§ **Set problem**
Make an exact transcription of the material, leaving out all images.

## Start Records shown

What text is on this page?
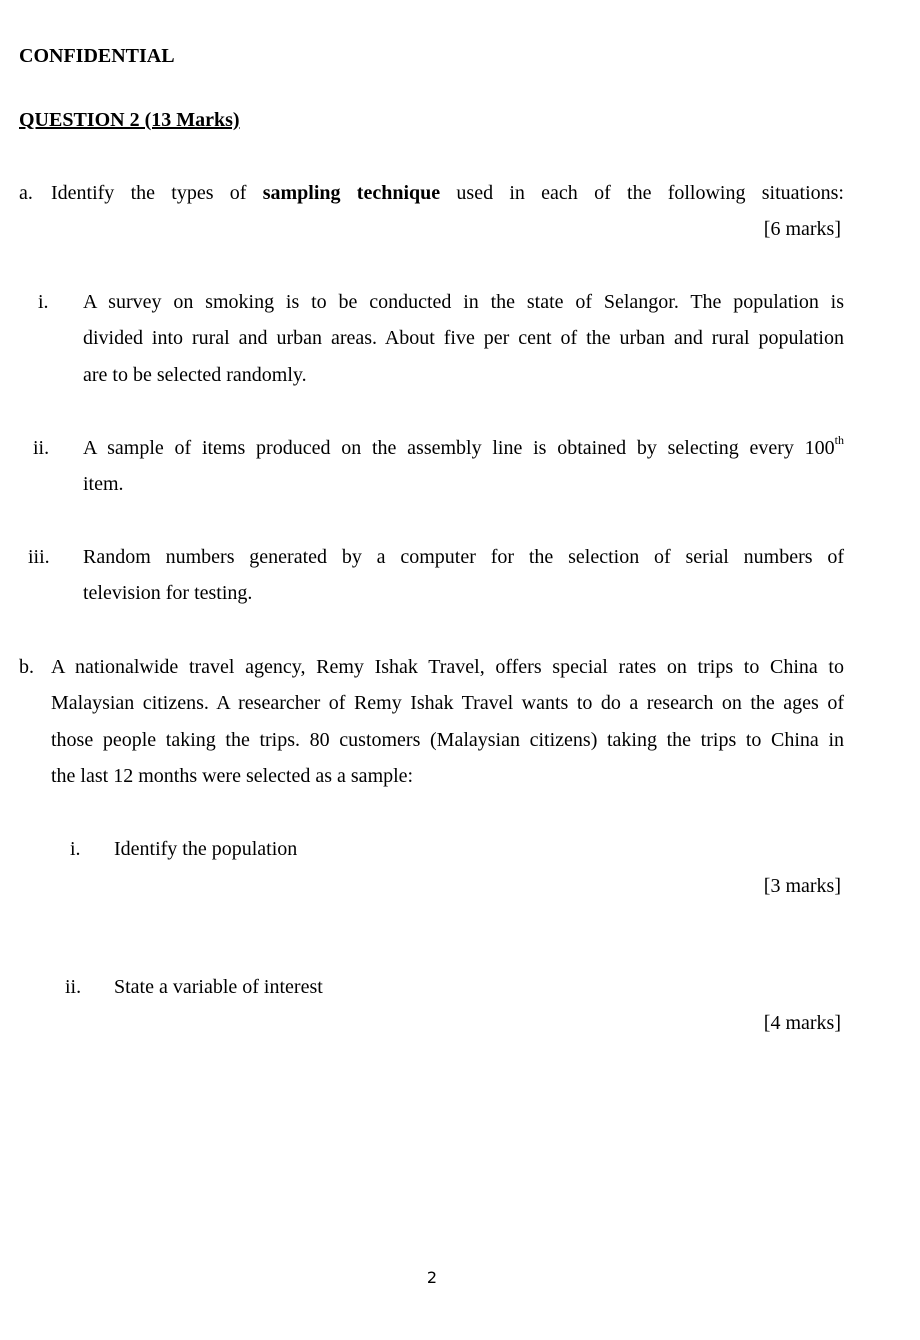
CONFIDENTIAL
QUESTION 2 (13 Marks)
a. Identify the types of sampling technique used in each of the following situations:
[6 marks]
i. A survey on smoking is to be conducted in the state of Selangor. The population is
divided into rural and urban areas. About five per cent of the urban and rural population
are to be selected randomly.
ii. A sample of items produced on the assembly line is obtained by selecting every 100th
item.
iii. Random numbers generated by a computer for the selection of serial numbers of
television for testing.
b. A nationalwide travel agency, Remy Ishak Travel, offers special rates on trips to China to
Malaysian citizens. A researcher of Remy Ishak Travel wants to do a research on the ages of
those people taking the trips. 80 customers (Malaysian citizens) taking the trips to China in
the last 12 months were selected as a sample:
i. Identify the population
[3 marks]
ii. State a variable of interest
[4 marks]
2
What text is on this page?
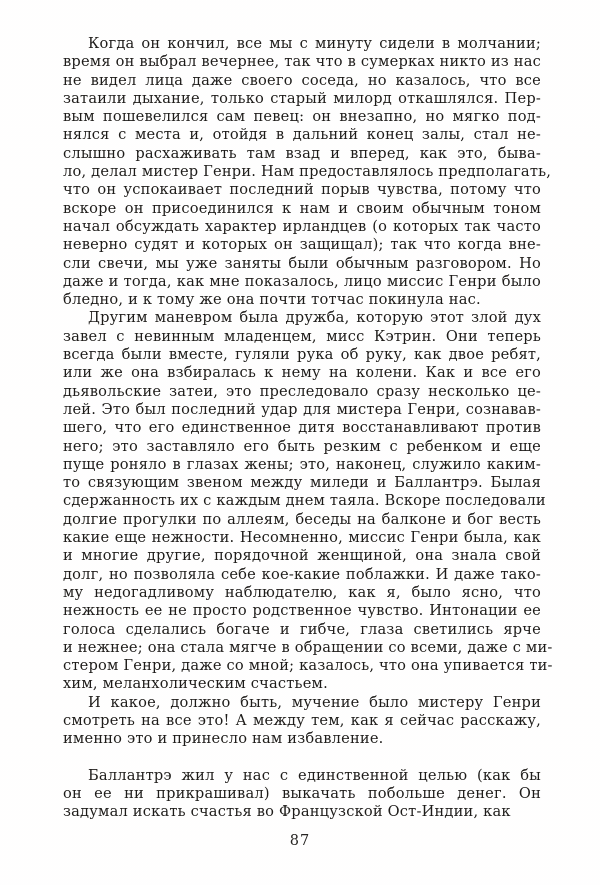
Когда он кончил, все мы с минуту сидели в молчании;
время он выбрал вечернее, так что в сумерках никто из нас
не видел лица даже своего соседа, но казалось, что все
затаили дыхание, только старый милорд откашлялся. Пер-
вым пошевелился сам певец: он внезапно, но мягко под-
нялся с места и, отойдя в дальний конец залы, стал не-
слышно расхаживать там взад и вперед, как это, быва-
ло, делал мистер Генри. Нам предоставлялось предполагать,
что он успокаивает последний порыв чувства, потому что
вскоре он присоединился к нам и своим обычным тоном
начал обсуждать характер ирландцев (о которых так часто
неверно судят и которых он защищал); так что когда вне-
сли свечи, мы уже заняты были обычным разговором. Но
даже и тогда, как мне показалось, лицо миссис Генри было
бледно, и к тому же она почти тотчас покинула нас.
Другим маневром была дружба, которую этот злой дух
завел с невинным младенцем, мисс Кэтрин. Они теперь
всегда были вместе, гуляли рука об руку, как двое ребят,
или же она взбиралась к нему на колени. Как и все его
дьявольские затеи, это преследовало сразу несколько це-
лей. Это был последний удар для мистера Генри, сознавав-
шего, что его единственное дитя восстанавливают против
него; это заставляло его быть резким с ребенком и еще
пуще роняло в глазах жены; это, наконец, служило каким-
то связующим звеном между миледи и Баллантрэ. Былая
сдержанность их с каждым днем таяла. Вскоре последовали
долгие прогулки по аллеям, беседы на балконе и бог весть
какие еще нежности. Несомненно, миссис Генри была, как
и многие другие, порядочной женщиной, она знала свой
долг, но позволяла себе кое-какие поблажки. И даже тако-
му недогадливому наблюдателю, как я, было ясно, что
нежность ее не просто родственное чувство. Интонации ее
голоса сделались богаче и гибче, глаза светились ярче
и нежнее; она стала мягче в обращении со всеми, даже с ми-
стером Генри, даже со мной; казалось, что она упивается ти-
хим, меланхолическим счастьем.
И какое, должно быть, мучение было мистеру Генри
смотреть на все это! А между тем, как я сейчас расскажу,
именно это и принесло нам избавление.
Баллантрэ жил у нас с единственной целью (как бы
он ее ни прикрашивал) выкачать побольше денег. Он
задумал искать счастья во Французской Ост-Индии, как
87
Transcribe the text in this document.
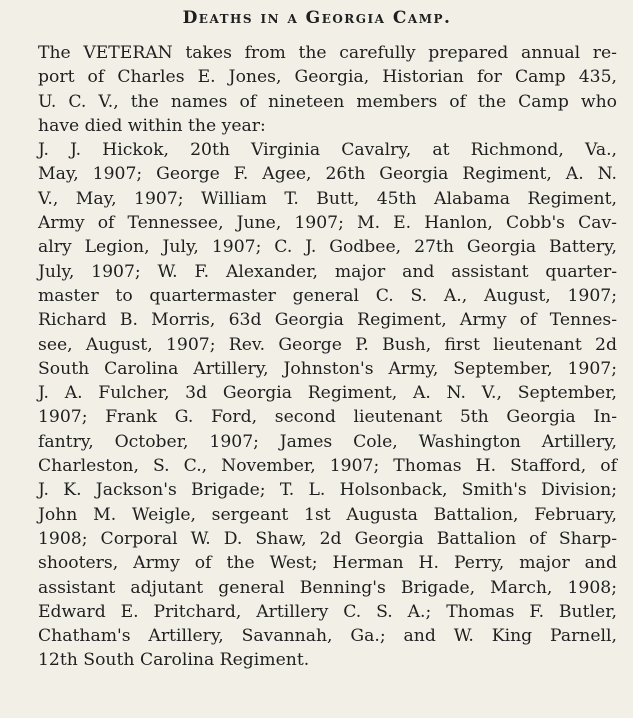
Deaths in a Georgia Camp.
The VETERAN takes from the carefully prepared annual re-
port of Charles E. Jones, Georgia, Historian for Camp 435,
U. C. V., the names of nineteen members of the Camp who
have died within the year:
J. J. Hickok, 20th Virginia Cavalry, at Richmond, Va.,
May, 1907; George F. Agee, 26th Georgia Regiment, A. N.
V., May, 1907; William T. Butt, 45th Alabama Regiment,
Army of Tennessee, June, 1907; M. E. Hanlon, Cobb's Cav-
alry Legion, July, 1907; C. J. Godbee, 27th Georgia Battery,
July, 1907; W. F. Alexander, major and assistant quarter-
master to quartermaster general C. S. A., August, 1907;
Richard B. Morris, 63d Georgia Regiment, Army of Tennes-
see, August, 1907; Rev. George P. Bush, first lieutenant 2d
South Carolina Artillery, Johnston's Army, September, 1907;
J. A. Fulcher, 3d Georgia Regiment, A. N. V., September,
1907; Frank G. Ford, second lieutenant 5th Georgia In-
fantry, October, 1907; James Cole, Washington Artillery,
Charleston, S. C., November, 1907; Thomas H. Stafford, of
J. K. Jackson's Brigade; T. L. Holsonback, Smith's Division;
John M. Weigle, sergeant 1st Augusta Battalion, February,
1908; Corporal W. D. Shaw, 2d Georgia Battalion of Sharp-
shooters, Army of the West; Herman H. Perry, major and
assistant adjutant general Benning's Brigade, March, 1908;
Edward E. Pritchard, Artillery C. S. A.; Thomas F. Butler,
Chatham's Artillery, Savannah, Ga.; and W. King Parnell,
12th South Carolina Regiment.
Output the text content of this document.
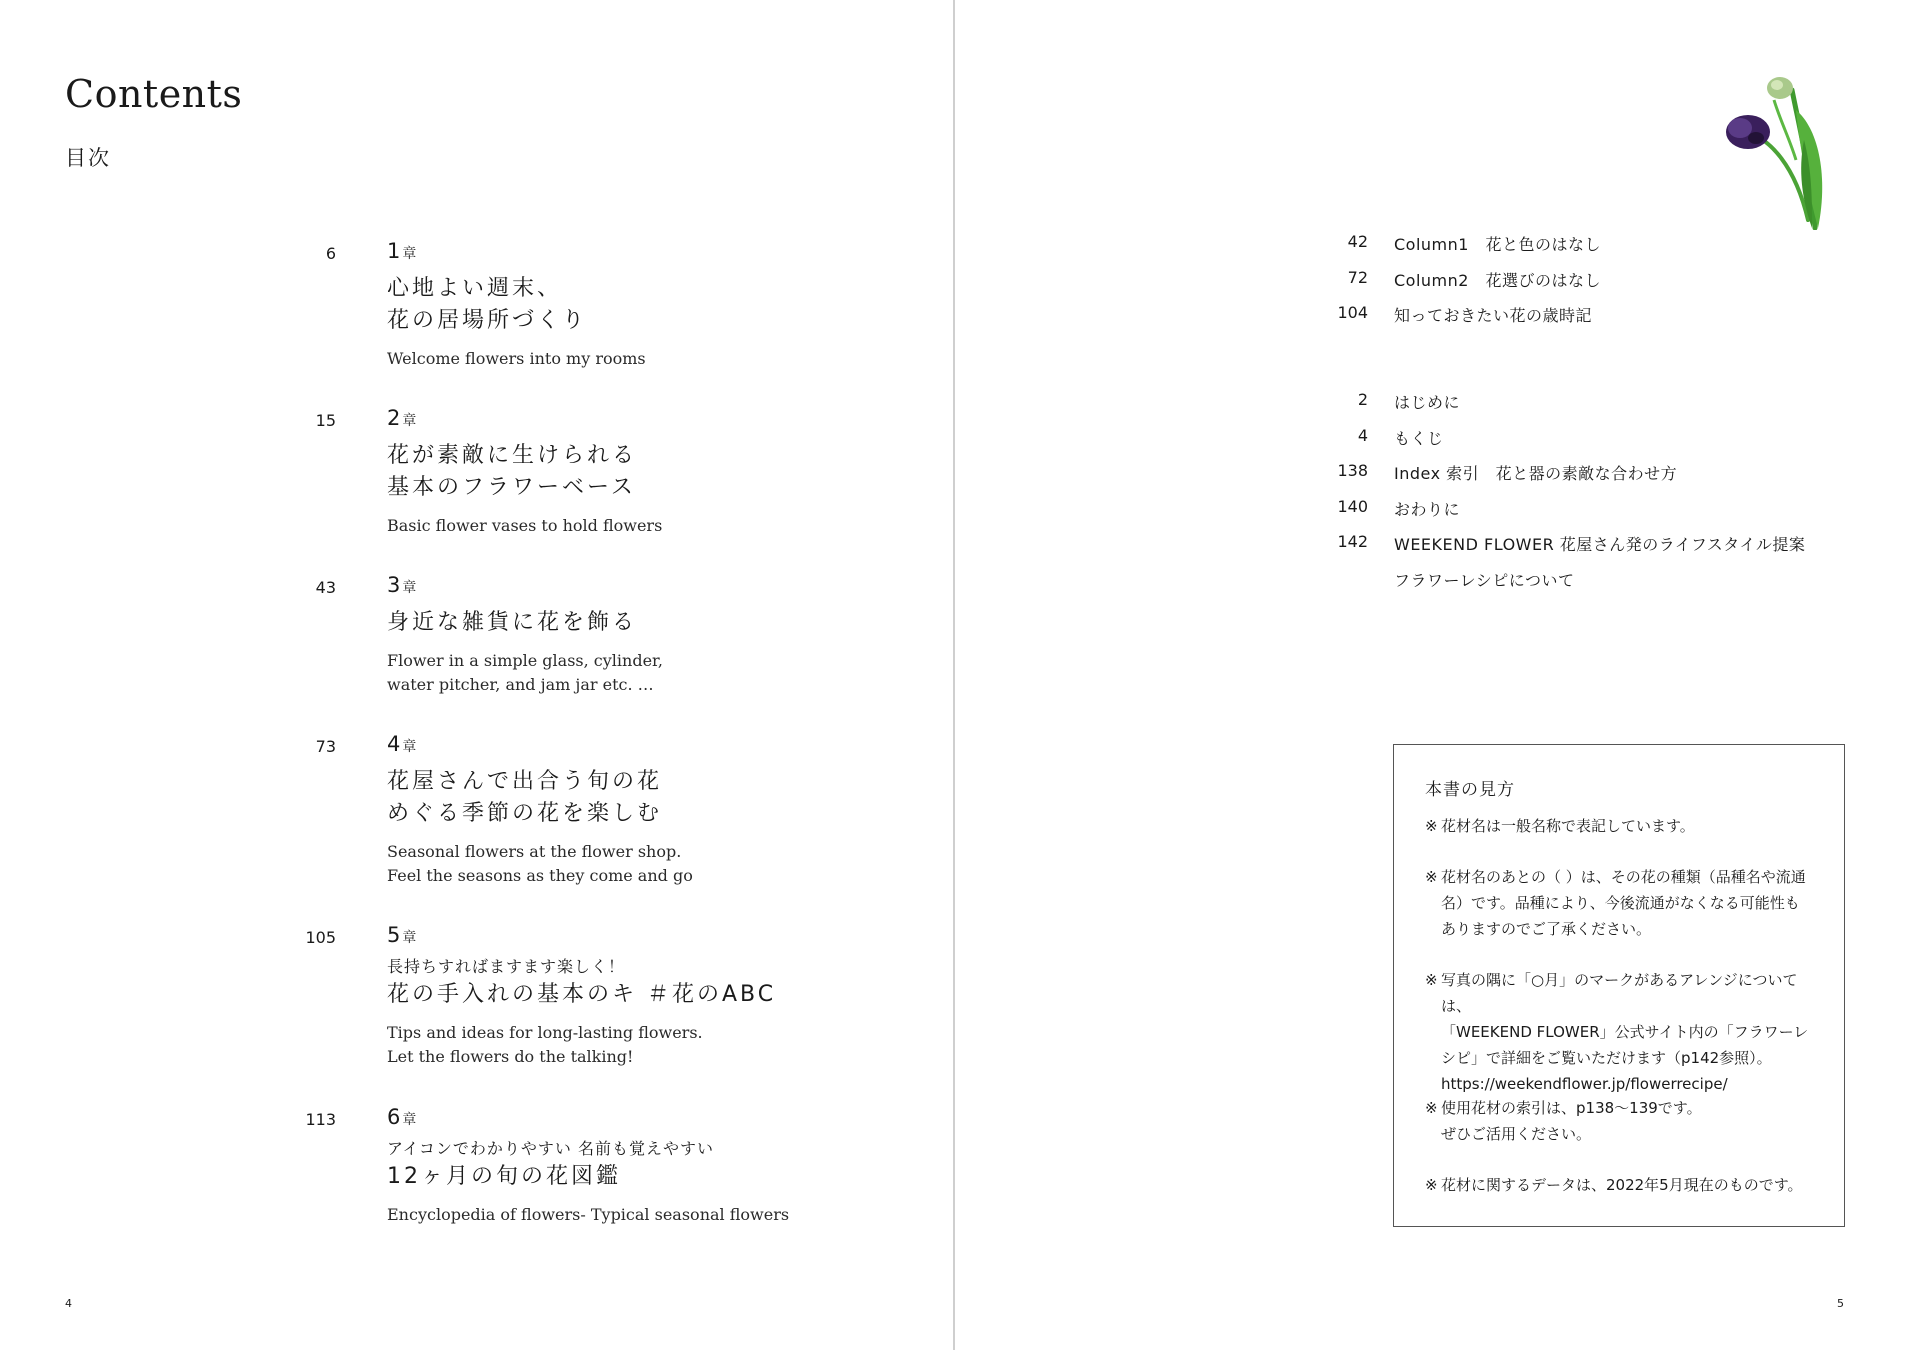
Contents
目次
6 1 章
心地よい週末、
花の居場所づくり
Welcome flowers into my rooms
15 2 章
花が素敵に生けられる
基本のフラワーベース
Basic flower vases to hold flowers
43 3 章
身近な雑貨に花を飾る
Flower in a simple glass, cylinder,
water pitcher, and jam jar etc. …
73 4 章
花屋さんで出合う旬の花
めぐる季節の花を楽しむ
Seasonal flowers at the flower shop.
Feel the seasons as they come and go
105 5 章
長持ちすればますます楽しく！
花の手入れの基本のキ ＃花のABC
Tips and ideas for long-lasting flowers.
Let the flowers do the talking!
113 6 章
アイコンでわかりやすい 名前も覚えやすい
12ヶ月の旬の花図鑑
Encyclopedia of flowers- Typical seasonal flowers
4
42 Column1　花と色のはなし
72 Column2　花選びのはなし
104 知っておきたい花の歳時記
2 はじめに
4 もくじ
138 Index 索引　花と器の素敵な合わせ方
140 おわりに
142 WEEKEND FLOWER 花屋さん発のライフスタイル提案
フラワーレシピについて
本書の見方
※ 花材名は一般名称で表記しています。
※ 花材名のあとの（ ）は、その花の種類（品種名や流通
名）です。品種により、今後流通がなくなる可能性も
ありますのでご了承ください。
※ 写真の隅に「○月」のマークがあるアレンジについては、
「WEEKEND FLOWER」公式サイト内の「フラワーレ
シピ」で詳細をご覧いただけます（p142参照）。
https://weekendflower.jp/flowerrecipe/
※ 使用花材の索引は、p138～139です。
ぜひご活用ください。
※ 花材に関するデータは、2022年5月現在のものです。
5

## End Records shown

§ **Completed task**
What text is on this page?
CONFIDENTIAL
QUESTION 2 (13 Marks)
a. Identify the types of sampling technique used in each of the following situations:
[6 marks]
i. A survey on smoking is to be conducted in the state of Selangor. The population is
divided into rural and urban areas. About five per cent of the urban and rural population
are to be selected randomly.
ii. A sample of items produced on the assembly line is obtained by selecting every 100th
item.
iii. Random numbers generated by a computer for the selection of serial numbers of
television for testing.
b. A nationalwide travel agency, Remy Ishak Travel, offers special rates on trips to China to
Malaysian citizens. A researcher of Remy Ishak Travel wants to do a research on the ages of
those people taking the trips. 80 customers (Malaysian citizens) taking the trips to China in
the last 12 months were selected as a sample:
i. Identify the population
[3 marks]
ii. State a variable of interest
[4 marks]
2
What text is on this page?
Когда он кончил, все мы с минуту сидели в молчании;
время он выбрал вечернее, так что в сумерках никто из нас
не видел лица даже своего соседа, но казалось, что все
затаили дыхание, только старый милорд откашлялся. Пер-
вым пошевелился сам певец: он внезапно, но мягко под-
нялся с места и, отойдя в дальний конец залы, стал не-
слышно расхаживать там взад и вперед, как это, быва-
ло, делал мистер Генри. Нам предоставлялось предполагать,
что он успокаивает последний порыв чувства, потому что
вскоре он присоединился к нам и своим обычным тоном
начал обсуждать характер ирландцев (о которых так часто
неверно судят и которых он защищал); так что когда вне-
сли свечи, мы уже заняты были обычным разговором. Но
даже и тогда, как мне показалось, лицо миссис Генри было
бледно, и к тому же она почти тотчас покинула нас.
Другим маневром была дружба, которую этот злой дух
завел с невинным младенцем, мисс Кэтрин. Они теперь
всегда были вместе, гуляли рука об руку, как двое ребят,
или же она взбиралась к нему на колени. Как и все его
дьявольские затеи, это преследовало сразу несколько це-
лей. Это был последний удар для мистера Генри, сознавав-
шего, что его единственное дитя восстанавливают против
него; это заставляло его быть резким с ребенком и еще
пуще роняло в глазах жены; это, наконец, служило каким-
то связующим звеном между миледи и Баллантрэ. Былая
сдержанность их с каждым днем таяла. Вскоре последовали
долгие прогулки по аллеям, беседы на балконе и бог весть
какие еще нежности. Несомненно, миссис Генри была, как
и многие другие, порядочной женщиной, она знала свой
долг, но позволяла себе кое-какие поблажки. И даже тако-
му недогадливому наблюдателю, как я, было ясно, что
нежность ее не просто родственное чувство. Интонации ее
голоса сделались богаче и гибче, глаза светились ярче
и нежнее; она стала мягче в обращении со всеми, даже с ми-
стером Генри, даже со мной; казалось, что она упивается ти-
хим, меланхолическим счастьем.
И какое, должно быть, мучение было мистеру Генри
смотреть на все это! А между тем, как я сейчас расскажу,
именно это и принесло нам избавление.
Баллантрэ жил у нас с единственной целью (как бы
он ее ни прикрашивал) выкачать побольше денег. Он
задумал искать счастья во Французской Ост-Индии, как
87
Transcribe the text in this document.
Deaths in a Georgia Camp.
The VETERAN takes from the carefully prepared annual re-
port of Charles E. Jones, Georgia, Historian for Camp 435,
U. C. V., the names of nineteen members of the Camp who
have died within the year:
J. J. Hickok, 20th Virginia Cavalry, at Richmond, Va.,
May, 1907; George F. Agee, 26th Georgia Regiment, A. N.
V., May, 1907; William T. Butt, 45th Alabama Regiment,
Army of Tennessee, June, 1907; M. E. Hanlon, Cobb's Cav-
alry Legion, July, 1907; C. J. Godbee, 27th Georgia Battery,
July, 1907; W. F. Alexander, major and assistant quarter-
master to quartermaster general C. S. A., August, 1907;
Richard B. Morris, 63d Georgia Regiment, Army of Tennes-
see, August, 1907; Rev. George P. Bush, first lieutenant 2d
South Carolina Artillery, Johnston's Army, September, 1907;
J. A. Fulcher, 3d Georgia Regiment, A. N. V., September,
1907; Frank G. Ford, second lieutenant 5th Georgia In-
fantry, October, 1907; James Cole, Washington Artillery,
Charleston, S. C., November, 1907; Thomas H. Stafford, of
J. K. Jackson's Brigade; T. L. Holsonback, Smith's Division;
John M. Weigle, sergeant 1st Augusta Battalion, February,
1908; Corporal W. D. Shaw, 2d Georgia Battalion of Sharp-
shooters, Army of the West; Herman H. Perry, major and
assistant adjutant general Benning's Brigade, March, 1908;
Edward E. Pritchard, Artillery C. S. A.; Thomas F. Butler,
Chatham's Artillery, Savannah, Ga.; and W. King Parnell,
12th South Carolina Regiment.
Output the text content of this document.
Contents
目次
6 1 章
心地よい週末、
花の居場所づくり
Welcome flowers into my rooms
15 2 章
花が素敵に生けられる
基本のフラワーベース
Basic flower vases to hold flowers
43 3 章
身近な雑貨に花を飾る
Flower in a simple glass, cylinder,
water pitcher, and jam jar etc. …
73 4 章
花屋さんで出合う旬の花
めぐる季節の花を楽しむ
Seasonal flowers at the flower shop.
Feel the seasons as they come and go
105 5 章
長持ちすればますます楽しく！
花の手入れの基本のキ ＃花のABC
Tips and ideas for long-lasting flowers.
Let the flowers do the talking!
113 6 章
アイコンでわかりやすい 名前も覚えやすい
12ヶ月の旬の花図鑑
Encyclopedia of flowers- Typical seasonal flowers
4
42 Column1　花と色のはなし
72 Column2　花選びのはなし
104 知っておきたい花の歳時記
2 はじめに
4 もくじ
138 Index 索引　花と器の素敵な合わせ方
140 おわりに
142 WEEKEND FLOWER 花屋さん発のライフスタイル提案
フラワーレシピについて
本書の見方
※ 花材名は一般名称で表記しています。
※ 花材名のあとの（ ）は、その花の種類（品種名や流通
名）です。品種により、今後流通がなくなる可能性も
ありますのでご了承ください。
※ 写真の隅に「○月」のマークがあるアレンジについては、
「WEEKEND FLOWER」公式サイト内の「フラワーレ
シピ」で詳細をご覧いただけます（p142参照）。
https://weekendflower.jp/flowerrecipe/
※ 使用花材の索引は、p138～139です。
ぜひご活用ください。
※ 花材に関するデータは、2022年5月現在のものです。
5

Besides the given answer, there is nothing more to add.